Dataset content ▸
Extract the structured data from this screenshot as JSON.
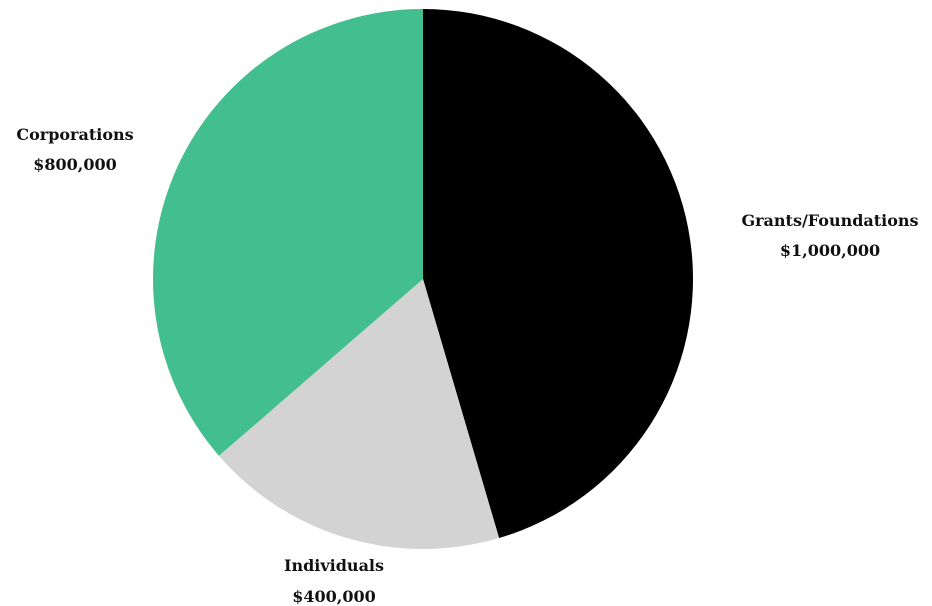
{
  "chart_data": {
    "type": "pie",
    "slices": [
      {
        "name": "Grants/Foundations",
        "value_label": "$1,000,000",
        "value": 1000000,
        "color": "#000000"
      },
      {
        "name": "Individuals",
        "value_label": "$400,000",
        "value": 400000,
        "color": "#d3d3d3"
      },
      {
        "name": "Corporations",
        "value_label": "$800,000",
        "value": 800000,
        "color": "#43be8f"
      }
    ],
    "start_angle_deg": 0,
    "direction": "clockwise",
    "legend": "none"
  }
}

Task statement ▸ Quote all the records verbatim, dropping any pictures from your copy.

Result of this exercise ▸
Extract the structured data from this screenshot as JSON.
{
  "chart_data": {
    "type": "pie",
    "slices": [
      {
        "name": "Grants/Foundations",
        "value_label": "$1,000,000",
        "value": 1000000,
        "color": "#000000"
      },
      {
        "name": "Individuals",
        "value_label": "$400,000",
        "value": 400000,
        "color": "#d3d3d3"
      },
      {
        "name": "Corporations",
        "value_label": "$800,000",
        "value": 800000,
        "color": "#43be8f"
      }
    ],
    "start_angle_deg": 0,
    "direction": "clockwise",
    "legend": "none"
  }
}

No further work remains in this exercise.